**YOUR OBJECTIVE**
Wherever the word "requests" appears in the entries, copy the whole line.

**RECORDS SUPPLIED**
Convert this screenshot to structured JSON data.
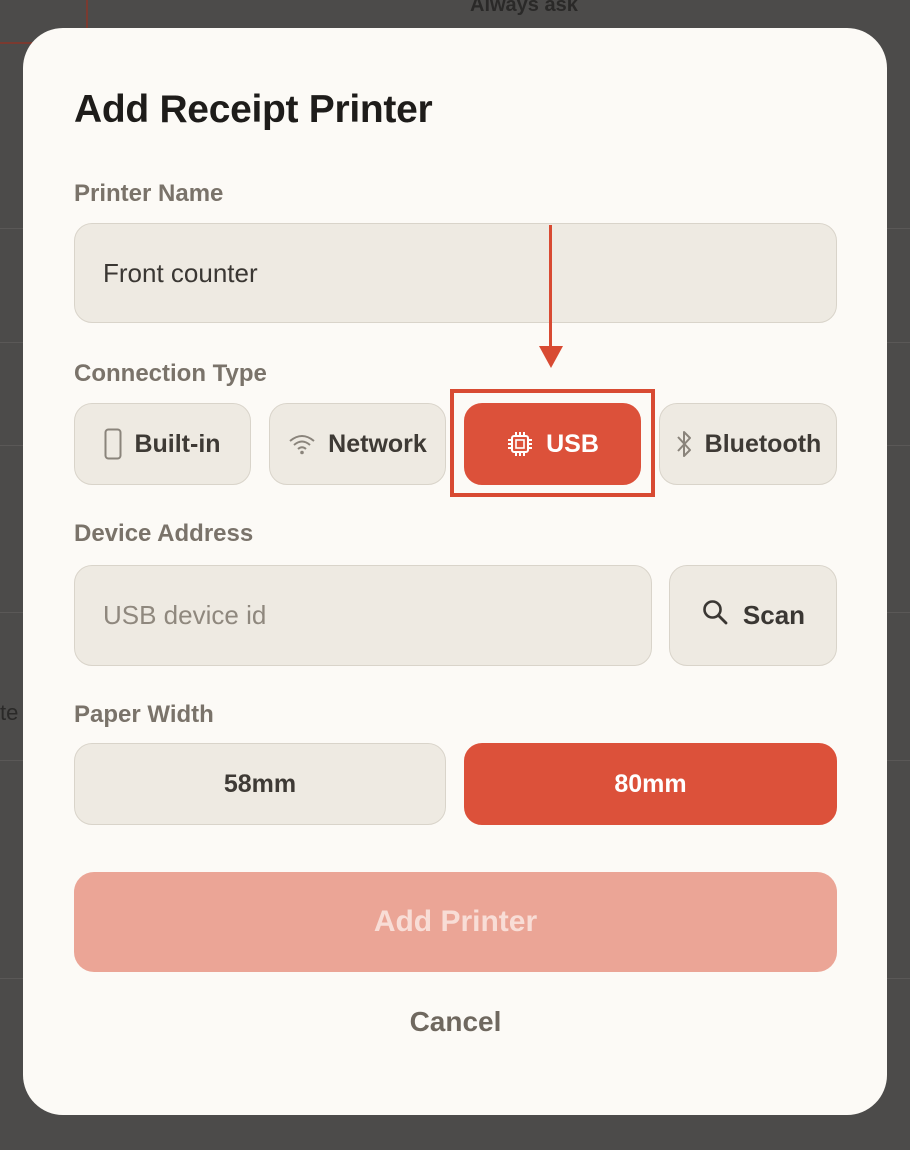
{
  "background": {
    "top_text": "Always ask"
  },
  "dialog": {
    "title": "Add Receipt Printer",
    "printer_name": {
      "label": "Printer Name",
      "value": "Front counter"
    },
    "connection_type": {
      "label": "Connection Type",
      "options": [
        {
          "label": "Built-in",
          "icon": "phone-icon",
          "selected": false
        },
        {
          "label": "Network",
          "icon": "wifi-icon",
          "selected": false
        },
        {
          "label": "USB",
          "icon": "chip-icon",
          "selected": true
        },
        {
          "label": "Bluetooth",
          "icon": "bluetooth-icon",
          "selected": false
        }
      ]
    },
    "device_address": {
      "label": "Device Address",
      "placeholder": "USB device id",
      "value": "",
      "scan_label": "Scan"
    },
    "paper_width": {
      "label": "Paper Width",
      "options": [
        {
          "label": "58mm",
          "selected": false
        },
        {
          "label": "80mm",
          "selected": true
        }
      ]
    },
    "add_label": "Add Printer",
    "cancel_label": "Cancel"
  },
  "colors": {
    "accent": "#dc513a",
    "accent_disabled": "#eba596",
    "annotation": "#d84a32"
  }
}
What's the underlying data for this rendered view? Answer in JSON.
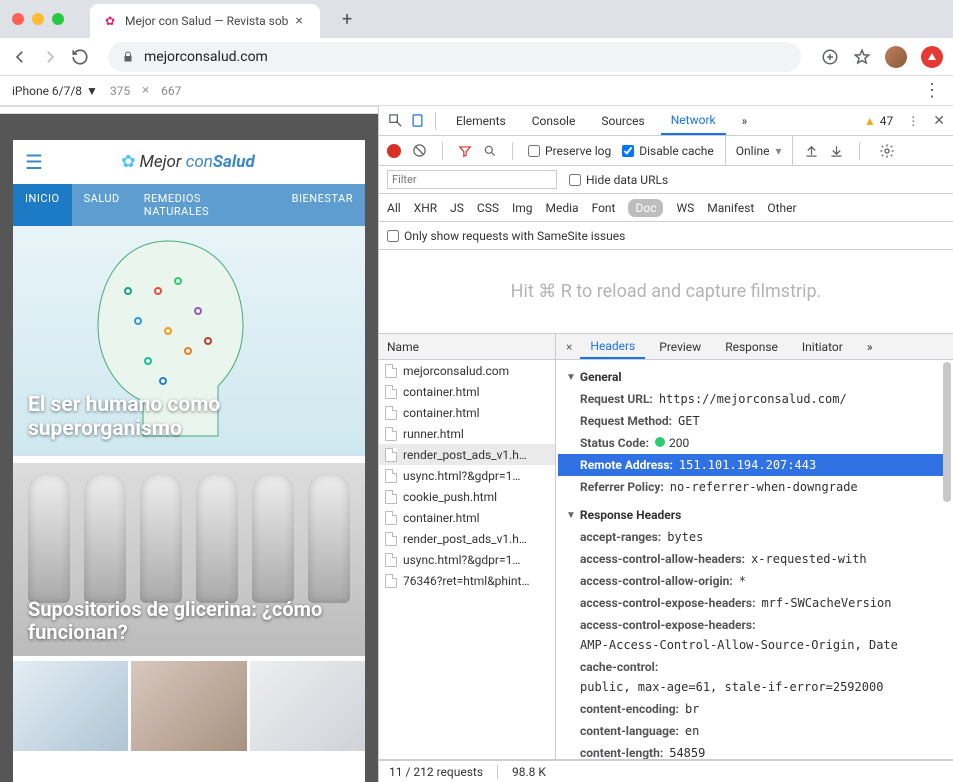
{
  "browser": {
    "tab_title": "Mejor con Salud — Revista sob",
    "url": "mejorconsalud.com",
    "new_tab": "+"
  },
  "device_bar": {
    "device": "iPhone 6/7/8",
    "width": "375",
    "height": "667"
  },
  "site": {
    "brand_prefix": "Mejor",
    "brand_mid": "con",
    "brand_suffix": "Salud",
    "tabs": [
      "INICIO",
      "SALUD",
      "REMEDIOS NATURALES",
      "BIENESTAR"
    ],
    "hero_title": "El ser humano como superorganismo",
    "card2_title": "Supositorios de glicerina: ¿cómo funcionan?"
  },
  "devtools": {
    "tabs": [
      "Elements",
      "Console",
      "Sources",
      "Network"
    ],
    "active_tab": "Network",
    "warnings": "47",
    "preserve_log": "Preserve log",
    "disable_cache": "Disable cache",
    "online": "Online",
    "filter_placeholder": "Filter",
    "hide_data_urls": "Hide data URLs",
    "types": [
      "All",
      "XHR",
      "JS",
      "CSS",
      "Img",
      "Media",
      "Font",
      "Doc",
      "WS",
      "Manifest",
      "Other"
    ],
    "active_type": "Doc",
    "samesite": "Only show requests with SameSite issues",
    "filmstrip_hint": "Hit ⌘ R to reload and capture filmstrip.",
    "name_header": "Name",
    "requests": [
      "mejorconsalud.com",
      "container.html",
      "container.html",
      "runner.html",
      "render_post_ads_v1.h…",
      "usync.html?&gdpr=1…",
      "cookie_push.html",
      "container.html",
      "render_post_ads_v1.h…",
      "usync.html?&gdpr=1…",
      "76346?ret=html&phint…"
    ],
    "selected_request_index": 4,
    "detail_tabs": [
      "Headers",
      "Preview",
      "Response",
      "Initiator"
    ],
    "active_detail_tab": "Headers",
    "general_label": "General",
    "general": {
      "request_url_k": "Request URL:",
      "request_url_v": "https://mejorconsalud.com/",
      "request_method_k": "Request Method:",
      "request_method_v": "GET",
      "status_code_k": "Status Code:",
      "status_code_v": "200",
      "remote_address_k": "Remote Address:",
      "remote_address_v": "151.101.194.207:443",
      "referrer_policy_k": "Referrer Policy:",
      "referrer_policy_v": "no-referrer-when-downgrade"
    },
    "response_headers_label": "Response Headers",
    "response_headers": [
      {
        "k": "accept-ranges:",
        "v": "bytes"
      },
      {
        "k": "access-control-allow-headers:",
        "v": "x-requested-with"
      },
      {
        "k": "access-control-allow-origin:",
        "v": "*"
      },
      {
        "k": "access-control-expose-headers:",
        "v": "mrf-SWCacheVersion"
      },
      {
        "k": "access-control-expose-headers:",
        "v": "AMP-Access-Control-Allow-Source-Origin, Date"
      },
      {
        "k": "cache-control:",
        "v": "public, max-age=61, stale-if-error=2592000"
      },
      {
        "k": "content-encoding:",
        "v": "br"
      },
      {
        "k": "content-language:",
        "v": "en"
      },
      {
        "k": "content-length:",
        "v": "54859"
      }
    ],
    "status_requests": "11 / 212 requests",
    "status_transferred": "98.8 K"
  }
}
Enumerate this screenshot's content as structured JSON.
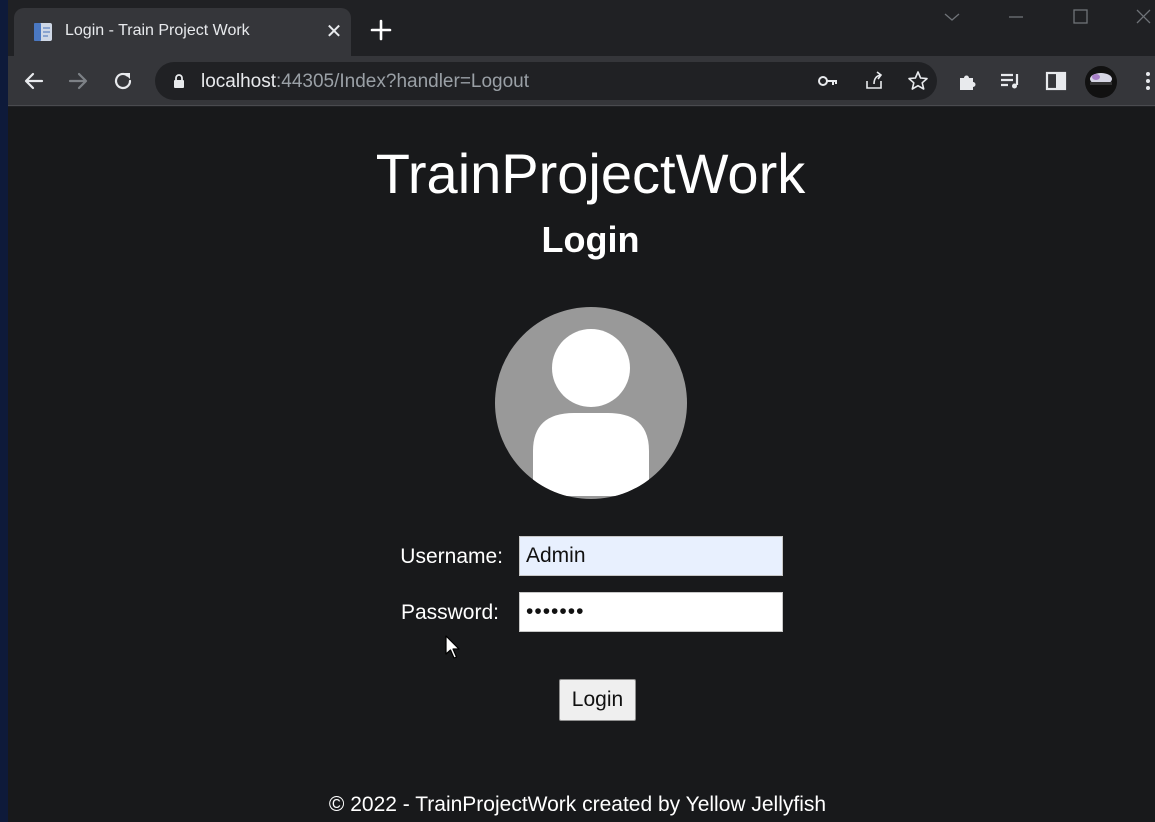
{
  "browser": {
    "tab": {
      "title": "Login - Train Project Work",
      "close_glyph": "✕"
    },
    "omnibox": {
      "url_host": "localhost",
      "url_rest": ":44305/Index?handler=Logout"
    }
  },
  "page": {
    "app_title": "TrainProjectWork",
    "heading": "Login",
    "form": {
      "username_label": "Username:",
      "username_value": "Admin",
      "password_label": "Password:",
      "password_value": "•••••••",
      "submit_label": "Login"
    },
    "footer": "© 2022 - TrainProjectWork created by Yellow Jellyfish"
  },
  "colors": {
    "page_background": "#18191b",
    "autofill_background": "#e8f0fe",
    "avatar_grey": "#999999"
  }
}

**WRITTEN ANSWER**
    "samesite": "Only show requests with SameSite issues",
    "requests": [
    "status_requests": "11 / 212 requests",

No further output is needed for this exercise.